### Stored data entries
┏━━
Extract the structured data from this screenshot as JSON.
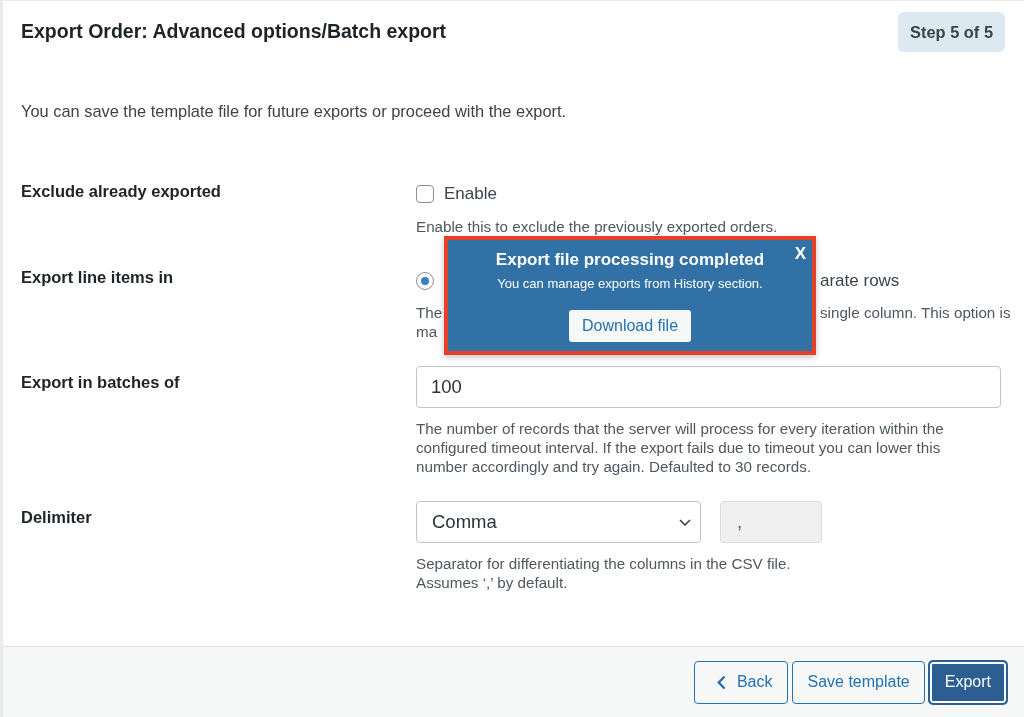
{
  "header": {
    "title": "Export Order: Advanced options/Batch export",
    "step_badge": "Step 5 of 5"
  },
  "description": "You can save the template file for future exports or proceed with the export.",
  "fields": [
    {
      "kind": "checkbox",
      "label": "Exclude already exported",
      "option": "Enable",
      "checked": false,
      "help_lines": [
        "Enable this to exclude the previously exported orders."
      ]
    },
    {
      "kind": "radio",
      "label": "Export line items in",
      "radio_selected": true,
      "option_fragment": "arate rows",
      "help_fragments": [
        {
          "left": "The",
          "right": "single column. This option is"
        },
        {
          "left": "ma"
        }
      ]
    },
    {
      "kind": "text",
      "label": "Export in batches of",
      "value": "100",
      "help_lines": [
        "The number of records that the server will process for every iteration within the",
        "configured timeout interval. If the export fails due to timeout you can lower this",
        "number accordingly and try again. Defaulted to 30 records."
      ]
    },
    {
      "kind": "select",
      "label": "Delimiter",
      "value": "Comma",
      "extra_field": {
        "value": ",",
        "disabled": true
      },
      "help_lines": [
        "Separator for differentiating the columns in the CSV file.",
        "Assumes ‘,’ by default."
      ]
    }
  ],
  "popup": {
    "title": "Export file processing completed",
    "message": "You can manage exports from History section.",
    "button": "Download file",
    "close": "X"
  },
  "footer_buttons": [
    {
      "kind": "back",
      "label": "Back",
      "focused": false
    },
    {
      "kind": "secondary",
      "label": "Save template",
      "focused": false
    },
    {
      "kind": "primary",
      "label": "Export",
      "focused": true
    }
  ]
}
┗━━
### Written exercise
Tally the lines in these entries that have the string "kind" in them, then answer with the count and nothing else.

### The answer
7